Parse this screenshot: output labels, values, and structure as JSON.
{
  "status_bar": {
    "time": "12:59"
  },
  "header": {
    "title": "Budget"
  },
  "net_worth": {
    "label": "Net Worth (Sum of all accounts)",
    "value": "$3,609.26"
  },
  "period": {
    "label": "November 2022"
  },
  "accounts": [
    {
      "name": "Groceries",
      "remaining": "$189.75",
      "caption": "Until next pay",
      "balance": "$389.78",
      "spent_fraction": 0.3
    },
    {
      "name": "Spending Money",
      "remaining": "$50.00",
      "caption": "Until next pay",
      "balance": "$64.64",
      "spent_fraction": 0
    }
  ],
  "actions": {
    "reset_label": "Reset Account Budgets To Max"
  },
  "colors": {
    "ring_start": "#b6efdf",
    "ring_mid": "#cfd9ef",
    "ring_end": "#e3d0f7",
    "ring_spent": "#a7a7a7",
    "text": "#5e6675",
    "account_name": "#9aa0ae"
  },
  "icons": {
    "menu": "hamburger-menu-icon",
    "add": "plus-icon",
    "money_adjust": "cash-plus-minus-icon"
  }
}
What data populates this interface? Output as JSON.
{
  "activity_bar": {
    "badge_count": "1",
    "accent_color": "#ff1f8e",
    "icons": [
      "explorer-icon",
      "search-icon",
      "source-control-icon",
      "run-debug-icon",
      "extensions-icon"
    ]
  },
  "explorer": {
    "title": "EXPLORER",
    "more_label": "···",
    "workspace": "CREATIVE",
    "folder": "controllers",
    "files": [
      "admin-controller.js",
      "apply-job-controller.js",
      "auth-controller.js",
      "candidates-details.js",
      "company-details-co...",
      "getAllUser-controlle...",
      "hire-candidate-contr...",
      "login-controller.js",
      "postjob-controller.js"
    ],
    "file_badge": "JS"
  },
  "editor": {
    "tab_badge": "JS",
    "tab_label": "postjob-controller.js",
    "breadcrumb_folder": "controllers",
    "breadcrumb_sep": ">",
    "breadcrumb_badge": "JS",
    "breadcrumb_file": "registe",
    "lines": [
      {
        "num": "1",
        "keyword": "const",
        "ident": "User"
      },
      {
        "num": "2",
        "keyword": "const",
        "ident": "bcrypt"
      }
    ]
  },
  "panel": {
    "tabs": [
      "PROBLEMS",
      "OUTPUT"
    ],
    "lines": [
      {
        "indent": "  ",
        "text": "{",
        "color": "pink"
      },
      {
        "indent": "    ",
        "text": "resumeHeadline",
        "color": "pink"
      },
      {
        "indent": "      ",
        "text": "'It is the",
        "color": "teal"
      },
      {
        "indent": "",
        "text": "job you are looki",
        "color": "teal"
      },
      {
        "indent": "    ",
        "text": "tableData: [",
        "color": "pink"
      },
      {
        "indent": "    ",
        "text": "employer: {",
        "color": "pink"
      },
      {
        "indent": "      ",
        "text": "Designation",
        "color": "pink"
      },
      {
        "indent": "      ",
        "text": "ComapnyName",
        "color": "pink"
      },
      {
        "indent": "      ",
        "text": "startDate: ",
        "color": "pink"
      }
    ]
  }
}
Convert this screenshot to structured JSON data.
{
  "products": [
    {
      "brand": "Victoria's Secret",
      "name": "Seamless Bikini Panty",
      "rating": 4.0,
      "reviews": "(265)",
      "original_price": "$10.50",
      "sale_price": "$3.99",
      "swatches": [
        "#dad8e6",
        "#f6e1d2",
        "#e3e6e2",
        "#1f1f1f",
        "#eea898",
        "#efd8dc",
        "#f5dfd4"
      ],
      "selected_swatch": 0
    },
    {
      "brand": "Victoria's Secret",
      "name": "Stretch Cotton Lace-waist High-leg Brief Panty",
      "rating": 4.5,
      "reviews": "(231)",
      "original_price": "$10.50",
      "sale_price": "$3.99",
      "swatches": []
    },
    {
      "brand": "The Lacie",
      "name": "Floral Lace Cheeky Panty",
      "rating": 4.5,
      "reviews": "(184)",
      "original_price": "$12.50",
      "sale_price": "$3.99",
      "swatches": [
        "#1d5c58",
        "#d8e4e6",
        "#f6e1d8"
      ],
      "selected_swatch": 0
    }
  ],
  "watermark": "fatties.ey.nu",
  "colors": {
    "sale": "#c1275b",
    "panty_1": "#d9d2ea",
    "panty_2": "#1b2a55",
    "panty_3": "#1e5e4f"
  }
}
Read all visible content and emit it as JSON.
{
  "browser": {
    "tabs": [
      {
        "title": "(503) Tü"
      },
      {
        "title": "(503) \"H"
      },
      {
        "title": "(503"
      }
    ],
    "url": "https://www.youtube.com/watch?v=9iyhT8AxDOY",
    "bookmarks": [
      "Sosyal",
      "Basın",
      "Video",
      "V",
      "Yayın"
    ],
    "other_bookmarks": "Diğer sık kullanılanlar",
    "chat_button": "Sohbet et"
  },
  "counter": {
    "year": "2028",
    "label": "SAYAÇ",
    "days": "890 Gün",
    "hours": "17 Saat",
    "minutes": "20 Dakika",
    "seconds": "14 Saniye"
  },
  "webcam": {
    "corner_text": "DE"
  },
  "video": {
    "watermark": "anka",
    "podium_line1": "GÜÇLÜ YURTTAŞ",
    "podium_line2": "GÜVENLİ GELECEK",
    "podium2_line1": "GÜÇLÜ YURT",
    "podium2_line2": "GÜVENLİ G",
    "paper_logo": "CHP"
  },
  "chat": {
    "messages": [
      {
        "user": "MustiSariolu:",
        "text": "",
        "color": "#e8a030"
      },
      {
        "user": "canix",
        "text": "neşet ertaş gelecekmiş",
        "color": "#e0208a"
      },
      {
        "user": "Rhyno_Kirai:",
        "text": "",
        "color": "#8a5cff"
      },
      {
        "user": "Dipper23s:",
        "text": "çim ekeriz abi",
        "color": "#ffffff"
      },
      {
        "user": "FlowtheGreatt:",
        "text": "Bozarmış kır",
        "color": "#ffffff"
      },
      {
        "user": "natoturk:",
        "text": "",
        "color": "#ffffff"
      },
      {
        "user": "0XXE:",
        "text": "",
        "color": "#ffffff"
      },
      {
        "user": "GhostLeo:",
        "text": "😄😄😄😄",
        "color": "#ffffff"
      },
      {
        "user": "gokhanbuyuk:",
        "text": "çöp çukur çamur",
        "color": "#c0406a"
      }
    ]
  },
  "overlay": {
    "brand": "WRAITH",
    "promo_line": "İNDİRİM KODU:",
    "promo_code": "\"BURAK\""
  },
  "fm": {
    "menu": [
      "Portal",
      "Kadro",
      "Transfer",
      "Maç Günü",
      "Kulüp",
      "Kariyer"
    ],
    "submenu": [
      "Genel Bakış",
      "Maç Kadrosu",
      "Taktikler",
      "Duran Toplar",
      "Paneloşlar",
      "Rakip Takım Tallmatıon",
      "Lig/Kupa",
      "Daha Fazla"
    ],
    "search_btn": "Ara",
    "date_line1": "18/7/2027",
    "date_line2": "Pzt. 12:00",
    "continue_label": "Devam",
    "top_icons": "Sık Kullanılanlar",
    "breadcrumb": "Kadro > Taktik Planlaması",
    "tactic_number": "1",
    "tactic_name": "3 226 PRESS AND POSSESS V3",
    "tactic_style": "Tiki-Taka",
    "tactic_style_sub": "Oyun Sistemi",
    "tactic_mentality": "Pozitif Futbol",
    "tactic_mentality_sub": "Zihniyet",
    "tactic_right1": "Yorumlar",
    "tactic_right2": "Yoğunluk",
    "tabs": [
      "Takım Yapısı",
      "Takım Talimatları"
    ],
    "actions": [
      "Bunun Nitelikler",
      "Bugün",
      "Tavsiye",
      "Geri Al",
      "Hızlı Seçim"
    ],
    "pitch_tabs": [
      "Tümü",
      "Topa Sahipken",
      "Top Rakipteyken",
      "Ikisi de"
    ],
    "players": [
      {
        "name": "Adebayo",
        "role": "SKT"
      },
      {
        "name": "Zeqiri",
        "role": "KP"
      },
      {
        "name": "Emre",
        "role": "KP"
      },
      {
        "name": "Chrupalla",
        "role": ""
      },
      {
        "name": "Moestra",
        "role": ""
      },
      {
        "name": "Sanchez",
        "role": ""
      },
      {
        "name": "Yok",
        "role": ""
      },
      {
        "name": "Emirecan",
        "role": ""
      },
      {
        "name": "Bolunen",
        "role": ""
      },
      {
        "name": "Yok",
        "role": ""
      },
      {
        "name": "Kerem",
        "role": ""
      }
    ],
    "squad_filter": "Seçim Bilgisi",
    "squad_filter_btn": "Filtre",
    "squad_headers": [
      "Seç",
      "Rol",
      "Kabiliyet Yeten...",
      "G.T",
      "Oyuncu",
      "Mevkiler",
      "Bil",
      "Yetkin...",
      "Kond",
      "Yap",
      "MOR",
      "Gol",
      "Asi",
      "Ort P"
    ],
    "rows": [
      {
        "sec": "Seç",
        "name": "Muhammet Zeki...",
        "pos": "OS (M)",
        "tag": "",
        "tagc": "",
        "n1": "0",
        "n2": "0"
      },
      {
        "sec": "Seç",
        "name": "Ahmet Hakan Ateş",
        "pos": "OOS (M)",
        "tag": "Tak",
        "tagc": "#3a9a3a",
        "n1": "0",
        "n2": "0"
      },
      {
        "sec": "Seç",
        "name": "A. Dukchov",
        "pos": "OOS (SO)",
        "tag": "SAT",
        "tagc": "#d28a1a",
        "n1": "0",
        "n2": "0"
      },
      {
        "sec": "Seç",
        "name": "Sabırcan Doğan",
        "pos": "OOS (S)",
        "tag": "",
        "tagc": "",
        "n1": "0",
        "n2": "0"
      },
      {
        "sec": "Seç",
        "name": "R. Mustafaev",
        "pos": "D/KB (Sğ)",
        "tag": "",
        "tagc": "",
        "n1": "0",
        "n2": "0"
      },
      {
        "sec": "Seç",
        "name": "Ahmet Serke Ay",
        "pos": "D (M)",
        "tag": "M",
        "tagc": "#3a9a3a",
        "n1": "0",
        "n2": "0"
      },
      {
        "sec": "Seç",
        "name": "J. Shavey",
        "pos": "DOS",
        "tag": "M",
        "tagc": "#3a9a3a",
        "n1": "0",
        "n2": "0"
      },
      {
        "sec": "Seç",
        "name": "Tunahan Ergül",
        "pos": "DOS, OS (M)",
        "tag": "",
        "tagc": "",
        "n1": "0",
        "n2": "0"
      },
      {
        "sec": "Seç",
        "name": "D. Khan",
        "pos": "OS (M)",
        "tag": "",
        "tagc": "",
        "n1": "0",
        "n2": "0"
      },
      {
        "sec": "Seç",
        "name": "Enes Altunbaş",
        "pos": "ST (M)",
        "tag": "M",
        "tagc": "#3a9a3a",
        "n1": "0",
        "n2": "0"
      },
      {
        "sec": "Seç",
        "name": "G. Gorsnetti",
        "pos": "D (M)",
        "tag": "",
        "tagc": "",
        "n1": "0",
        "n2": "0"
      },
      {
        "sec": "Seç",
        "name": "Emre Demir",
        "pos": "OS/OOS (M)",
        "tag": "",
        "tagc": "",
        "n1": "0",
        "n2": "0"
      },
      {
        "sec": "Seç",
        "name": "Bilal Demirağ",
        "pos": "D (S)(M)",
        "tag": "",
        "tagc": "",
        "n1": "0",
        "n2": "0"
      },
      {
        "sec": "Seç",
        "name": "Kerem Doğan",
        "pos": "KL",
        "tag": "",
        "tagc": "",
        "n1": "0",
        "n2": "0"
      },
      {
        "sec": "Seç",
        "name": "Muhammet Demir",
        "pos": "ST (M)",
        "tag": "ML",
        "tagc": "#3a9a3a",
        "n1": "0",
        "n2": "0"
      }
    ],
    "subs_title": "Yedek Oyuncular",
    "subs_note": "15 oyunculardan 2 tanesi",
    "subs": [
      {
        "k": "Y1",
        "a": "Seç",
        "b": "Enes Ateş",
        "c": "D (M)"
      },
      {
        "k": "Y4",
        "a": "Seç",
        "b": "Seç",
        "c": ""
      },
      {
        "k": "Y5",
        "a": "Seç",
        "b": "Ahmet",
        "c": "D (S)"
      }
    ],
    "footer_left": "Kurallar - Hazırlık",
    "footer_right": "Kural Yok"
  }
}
__________
# INSTRUCTIONS TO FOLLOW
Extract lines where the string "brand" occurs.

# EXERCISE RESULT
      "brand": "Victoria's Secret",
      "brand": "Victoria's Secret",
      "brand": "The Lacie",
    "brand": "WRAITH",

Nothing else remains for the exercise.